Quote, verbatim, all material below, without pictures.

%%

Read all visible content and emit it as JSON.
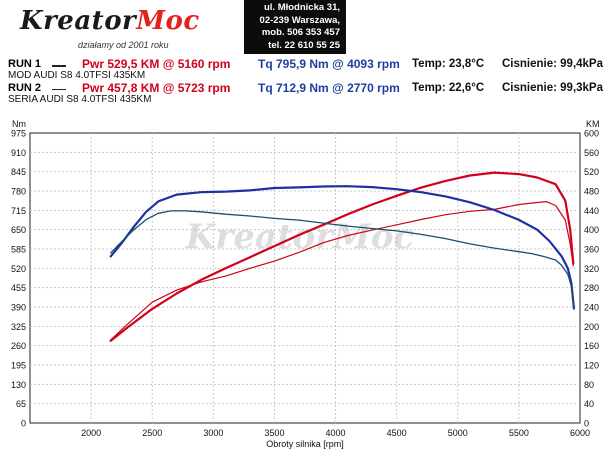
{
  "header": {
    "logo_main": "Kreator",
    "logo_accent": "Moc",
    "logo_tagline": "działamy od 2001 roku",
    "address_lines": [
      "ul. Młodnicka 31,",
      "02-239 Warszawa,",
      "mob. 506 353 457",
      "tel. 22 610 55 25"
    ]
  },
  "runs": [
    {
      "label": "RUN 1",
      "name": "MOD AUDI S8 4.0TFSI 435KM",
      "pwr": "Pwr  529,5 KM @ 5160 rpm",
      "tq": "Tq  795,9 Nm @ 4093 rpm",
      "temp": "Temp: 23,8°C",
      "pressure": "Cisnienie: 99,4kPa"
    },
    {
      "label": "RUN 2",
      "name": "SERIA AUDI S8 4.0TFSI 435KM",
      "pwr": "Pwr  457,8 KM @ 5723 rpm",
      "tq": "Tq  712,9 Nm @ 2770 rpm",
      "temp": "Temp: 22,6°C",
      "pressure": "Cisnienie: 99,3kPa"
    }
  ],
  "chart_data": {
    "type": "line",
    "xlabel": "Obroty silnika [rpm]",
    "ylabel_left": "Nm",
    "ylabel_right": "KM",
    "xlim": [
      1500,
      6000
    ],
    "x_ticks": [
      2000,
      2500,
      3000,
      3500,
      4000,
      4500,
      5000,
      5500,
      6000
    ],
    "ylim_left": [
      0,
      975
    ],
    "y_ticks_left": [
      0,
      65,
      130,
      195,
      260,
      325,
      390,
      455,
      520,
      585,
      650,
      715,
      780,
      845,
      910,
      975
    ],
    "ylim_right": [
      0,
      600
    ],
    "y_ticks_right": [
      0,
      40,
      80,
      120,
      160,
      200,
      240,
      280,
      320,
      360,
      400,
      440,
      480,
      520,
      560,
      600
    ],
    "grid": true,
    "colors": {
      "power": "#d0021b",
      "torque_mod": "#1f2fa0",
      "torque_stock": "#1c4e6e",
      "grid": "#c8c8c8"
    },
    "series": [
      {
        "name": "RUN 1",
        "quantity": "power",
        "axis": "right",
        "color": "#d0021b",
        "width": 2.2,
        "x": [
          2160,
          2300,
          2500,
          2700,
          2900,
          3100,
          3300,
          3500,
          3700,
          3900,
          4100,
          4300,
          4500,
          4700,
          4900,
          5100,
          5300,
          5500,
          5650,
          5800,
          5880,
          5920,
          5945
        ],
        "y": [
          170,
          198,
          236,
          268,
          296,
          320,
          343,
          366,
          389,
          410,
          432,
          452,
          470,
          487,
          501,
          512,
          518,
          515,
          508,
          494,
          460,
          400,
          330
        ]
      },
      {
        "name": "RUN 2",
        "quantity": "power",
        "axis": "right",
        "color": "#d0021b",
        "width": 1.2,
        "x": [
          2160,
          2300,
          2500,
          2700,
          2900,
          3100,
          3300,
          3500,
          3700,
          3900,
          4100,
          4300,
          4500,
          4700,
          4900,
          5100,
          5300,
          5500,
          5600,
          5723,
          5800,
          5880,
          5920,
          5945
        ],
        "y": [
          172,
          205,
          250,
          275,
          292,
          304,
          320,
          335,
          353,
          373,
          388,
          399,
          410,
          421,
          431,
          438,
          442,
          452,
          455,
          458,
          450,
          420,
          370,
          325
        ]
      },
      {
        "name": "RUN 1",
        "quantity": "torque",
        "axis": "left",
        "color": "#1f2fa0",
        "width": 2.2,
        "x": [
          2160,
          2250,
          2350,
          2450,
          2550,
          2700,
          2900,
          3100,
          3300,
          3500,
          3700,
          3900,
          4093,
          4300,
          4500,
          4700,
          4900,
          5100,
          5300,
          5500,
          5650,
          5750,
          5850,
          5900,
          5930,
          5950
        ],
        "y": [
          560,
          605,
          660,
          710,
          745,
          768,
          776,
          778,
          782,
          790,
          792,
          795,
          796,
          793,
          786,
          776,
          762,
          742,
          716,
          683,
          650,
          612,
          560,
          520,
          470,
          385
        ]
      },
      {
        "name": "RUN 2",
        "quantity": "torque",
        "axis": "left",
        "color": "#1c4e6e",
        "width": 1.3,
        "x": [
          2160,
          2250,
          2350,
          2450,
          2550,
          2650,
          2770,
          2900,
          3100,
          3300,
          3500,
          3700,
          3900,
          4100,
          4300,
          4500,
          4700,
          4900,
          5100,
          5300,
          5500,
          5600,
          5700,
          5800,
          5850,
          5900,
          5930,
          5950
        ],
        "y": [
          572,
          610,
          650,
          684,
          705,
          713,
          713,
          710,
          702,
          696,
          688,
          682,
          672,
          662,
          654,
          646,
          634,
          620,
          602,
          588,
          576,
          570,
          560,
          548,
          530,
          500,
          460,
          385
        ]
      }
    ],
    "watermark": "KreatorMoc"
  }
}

%%

#### Correct result:
Read all visible content and emit it as JSON.
{
  "header": {
    "logo_main": "Kreator",
    "logo_accent": "Moc",
    "logo_tagline": "działamy od 2001 roku",
    "address_lines": [
      "ul. Młodnicka 31,",
      "02-239 Warszawa,",
      "mob. 506 353 457",
      "tel. 22 610 55 25"
    ]
  },
  "runs": [
    {
      "label": "RUN 1",
      "name": "MOD AUDI S8 4.0TFSI 435KM",
      "pwr": "Pwr  529,5 KM @ 5160 rpm",
      "tq": "Tq  795,9 Nm @ 4093 rpm",
      "temp": "Temp: 23,8°C",
      "pressure": "Cisnienie: 99,4kPa"
    },
    {
      "label": "RUN 2",
      "name": "SERIA AUDI S8 4.0TFSI 435KM",
      "pwr": "Pwr  457,8 KM @ 5723 rpm",
      "tq": "Tq  712,9 Nm @ 2770 rpm",
      "temp": "Temp: 22,6°C",
      "pressure": "Cisnienie: 99,3kPa"
    }
  ],
  "chart_data": {
    "type": "line",
    "xlabel": "Obroty silnika [rpm]",
    "ylabel_left": "Nm",
    "ylabel_right": "KM",
    "xlim": [
      1500,
      6000
    ],
    "x_ticks": [
      2000,
      2500,
      3000,
      3500,
      4000,
      4500,
      5000,
      5500,
      6000
    ],
    "ylim_left": [
      0,
      975
    ],
    "y_ticks_left": [
      0,
      65,
      130,
      195,
      260,
      325,
      390,
      455,
      520,
      585,
      650,
      715,
      780,
      845,
      910,
      975
    ],
    "ylim_right": [
      0,
      600
    ],
    "y_ticks_right": [
      0,
      40,
      80,
      120,
      160,
      200,
      240,
      280,
      320,
      360,
      400,
      440,
      480,
      520,
      560,
      600
    ],
    "grid": true,
    "colors": {
      "power": "#d0021b",
      "torque_mod": "#1f2fa0",
      "torque_stock": "#1c4e6e",
      "grid": "#c8c8c8"
    },
    "series": [
      {
        "name": "RUN 1",
        "quantity": "power",
        "axis": "right",
        "color": "#d0021b",
        "width": 2.2,
        "x": [
          2160,
          2300,
          2500,
          2700,
          2900,
          3100,
          3300,
          3500,
          3700,
          3900,
          4100,
          4300,
          4500,
          4700,
          4900,
          5100,
          5300,
          5500,
          5650,
          5800,
          5880,
          5920,
          5945
        ],
        "y": [
          170,
          198,
          236,
          268,
          296,
          320,
          343,
          366,
          389,
          410,
          432,
          452,
          470,
          487,
          501,
          512,
          518,
          515,
          508,
          494,
          460,
          400,
          330
        ]
      },
      {
        "name": "RUN 2",
        "quantity": "power",
        "axis": "right",
        "color": "#d0021b",
        "width": 1.2,
        "x": [
          2160,
          2300,
          2500,
          2700,
          2900,
          3100,
          3300,
          3500,
          3700,
          3900,
          4100,
          4300,
          4500,
          4700,
          4900,
          5100,
          5300,
          5500,
          5600,
          5723,
          5800,
          5880,
          5920,
          5945
        ],
        "y": [
          172,
          205,
          250,
          275,
          292,
          304,
          320,
          335,
          353,
          373,
          388,
          399,
          410,
          421,
          431,
          438,
          442,
          452,
          455,
          458,
          450,
          420,
          370,
          325
        ]
      },
      {
        "name": "RUN 1",
        "quantity": "torque",
        "axis": "left",
        "color": "#1f2fa0",
        "width": 2.2,
        "x": [
          2160,
          2250,
          2350,
          2450,
          2550,
          2700,
          2900,
          3100,
          3300,
          3500,
          3700,
          3900,
          4093,
          4300,
          4500,
          4700,
          4900,
          5100,
          5300,
          5500,
          5650,
          5750,
          5850,
          5900,
          5930,
          5950
        ],
        "y": [
          560,
          605,
          660,
          710,
          745,
          768,
          776,
          778,
          782,
          790,
          792,
          795,
          796,
          793,
          786,
          776,
          762,
          742,
          716,
          683,
          650,
          612,
          560,
          520,
          470,
          385
        ]
      },
      {
        "name": "RUN 2",
        "quantity": "torque",
        "axis": "left",
        "color": "#1c4e6e",
        "width": 1.3,
        "x": [
          2160,
          2250,
          2350,
          2450,
          2550,
          2650,
          2770,
          2900,
          3100,
          3300,
          3500,
          3700,
          3900,
          4100,
          4300,
          4500,
          4700,
          4900,
          5100,
          5300,
          5500,
          5600,
          5700,
          5800,
          5850,
          5900,
          5930,
          5950
        ],
        "y": [
          572,
          610,
          650,
          684,
          705,
          713,
          713,
          710,
          702,
          696,
          688,
          682,
          672,
          662,
          654,
          646,
          634,
          620,
          602,
          588,
          576,
          570,
          560,
          548,
          530,
          500,
          460,
          385
        ]
      }
    ],
    "watermark": "KreatorMoc"
  }
}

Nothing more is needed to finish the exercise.